Exercise brief:
Copy out every line exactly as given.

— Start of Material for this exercise —

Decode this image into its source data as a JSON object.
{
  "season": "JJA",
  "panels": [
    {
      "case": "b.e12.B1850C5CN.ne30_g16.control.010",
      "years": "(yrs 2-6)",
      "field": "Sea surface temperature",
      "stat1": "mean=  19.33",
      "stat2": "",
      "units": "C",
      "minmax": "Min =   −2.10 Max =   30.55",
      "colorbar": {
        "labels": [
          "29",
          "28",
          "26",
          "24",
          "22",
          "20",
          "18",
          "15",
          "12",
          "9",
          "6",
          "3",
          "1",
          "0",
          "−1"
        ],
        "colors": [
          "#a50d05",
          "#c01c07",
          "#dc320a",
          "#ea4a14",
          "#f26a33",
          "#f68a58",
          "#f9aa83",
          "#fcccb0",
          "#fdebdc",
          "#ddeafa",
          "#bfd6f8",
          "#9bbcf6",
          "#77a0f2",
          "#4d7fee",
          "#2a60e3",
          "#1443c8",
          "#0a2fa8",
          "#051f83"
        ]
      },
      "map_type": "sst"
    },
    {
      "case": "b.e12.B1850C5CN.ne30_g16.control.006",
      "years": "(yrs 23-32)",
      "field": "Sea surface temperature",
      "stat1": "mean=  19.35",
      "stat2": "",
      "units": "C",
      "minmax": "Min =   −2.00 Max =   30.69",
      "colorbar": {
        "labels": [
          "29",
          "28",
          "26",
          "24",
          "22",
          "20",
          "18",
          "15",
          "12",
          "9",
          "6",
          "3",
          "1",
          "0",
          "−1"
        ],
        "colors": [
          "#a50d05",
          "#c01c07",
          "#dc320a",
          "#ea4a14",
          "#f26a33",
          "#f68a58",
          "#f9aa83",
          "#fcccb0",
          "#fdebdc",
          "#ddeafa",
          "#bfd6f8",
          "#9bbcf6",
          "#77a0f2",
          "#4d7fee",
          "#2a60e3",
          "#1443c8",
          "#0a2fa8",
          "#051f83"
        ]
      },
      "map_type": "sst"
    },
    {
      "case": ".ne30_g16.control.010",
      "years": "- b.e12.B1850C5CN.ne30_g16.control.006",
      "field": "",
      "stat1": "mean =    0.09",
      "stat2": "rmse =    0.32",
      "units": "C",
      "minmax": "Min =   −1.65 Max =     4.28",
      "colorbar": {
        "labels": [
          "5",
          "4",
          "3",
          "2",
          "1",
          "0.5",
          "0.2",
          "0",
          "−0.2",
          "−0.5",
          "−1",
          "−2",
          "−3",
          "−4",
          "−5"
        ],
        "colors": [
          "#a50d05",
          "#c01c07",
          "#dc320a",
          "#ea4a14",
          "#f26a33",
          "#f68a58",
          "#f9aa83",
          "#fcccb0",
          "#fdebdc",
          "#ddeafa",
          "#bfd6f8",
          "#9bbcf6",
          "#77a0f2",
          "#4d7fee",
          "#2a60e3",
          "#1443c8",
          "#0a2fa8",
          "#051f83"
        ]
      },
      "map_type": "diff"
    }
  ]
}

— End of Material for this exercise —

Exercise answer:
Decode this image into its source data as a JSON object.
{
  "season": "JJA",
  "panels": [
    {
      "case": "b.e12.B1850C5CN.ne30_g16.control.010",
      "years": "(yrs 2-6)",
      "field": "Sea surface temperature",
      "stat1": "mean=  19.33",
      "stat2": "",
      "units": "C",
      "minmax": "Min =   −2.10 Max =   30.55",
      "colorbar": {
        "labels": [
          "29",
          "28",
          "26",
          "24",
          "22",
          "20",
          "18",
          "15",
          "12",
          "9",
          "6",
          "3",
          "1",
          "0",
          "−1"
        ],
        "colors": [
          "#a50d05",
          "#c01c07",
          "#dc320a",
          "#ea4a14",
          "#f26a33",
          "#f68a58",
          "#f9aa83",
          "#fcccb0",
          "#fdebdc",
          "#ddeafa",
          "#bfd6f8",
          "#9bbcf6",
          "#77a0f2",
          "#4d7fee",
          "#2a60e3",
          "#1443c8",
          "#0a2fa8",
          "#051f83"
        ]
      },
      "map_type": "sst"
    },
    {
      "case": "b.e12.B1850C5CN.ne30_g16.control.006",
      "years": "(yrs 23-32)",
      "field": "Sea surface temperature",
      "stat1": "mean=  19.35",
      "stat2": "",
      "units": "C",
      "minmax": "Min =   −2.00 Max =   30.69",
      "colorbar": {
        "labels": [
          "29",
          "28",
          "26",
          "24",
          "22",
          "20",
          "18",
          "15",
          "12",
          "9",
          "6",
          "3",
          "1",
          "0",
          "−1"
        ],
        "colors": [
          "#a50d05",
          "#c01c07",
          "#dc320a",
          "#ea4a14",
          "#f26a33",
          "#f68a58",
          "#f9aa83",
          "#fcccb0",
          "#fdebdc",
          "#ddeafa",
          "#bfd6f8",
          "#9bbcf6",
          "#77a0f2",
          "#4d7fee",
          "#2a60e3",
          "#1443c8",
          "#0a2fa8",
          "#051f83"
        ]
      },
      "map_type": "sst"
    },
    {
      "case": ".ne30_g16.control.010",
      "years": "- b.e12.B1850C5CN.ne30_g16.control.006",
      "field": "",
      "stat1": "mean =    0.09",
      "stat2": "rmse =    0.32",
      "units": "C",
      "minmax": "Min =   −1.65 Max =     4.28",
      "colorbar": {
        "labels": [
          "5",
          "4",
          "3",
          "2",
          "1",
          "0.5",
          "0.2",
          "0",
          "−0.2",
          "−0.5",
          "−1",
          "−2",
          "−3",
          "−4",
          "−5"
        ],
        "colors": [
          "#a50d05",
          "#c01c07",
          "#dc320a",
          "#ea4a14",
          "#f26a33",
          "#f68a58",
          "#f9aa83",
          "#fcccb0",
          "#fdebdc",
          "#ddeafa",
          "#bfd6f8",
          "#9bbcf6",
          "#77a0f2",
          "#4d7fee",
          "#2a60e3",
          "#1443c8",
          "#0a2fa8",
          "#051f83"
        ]
      },
      "map_type": "diff"
    }
  ]
}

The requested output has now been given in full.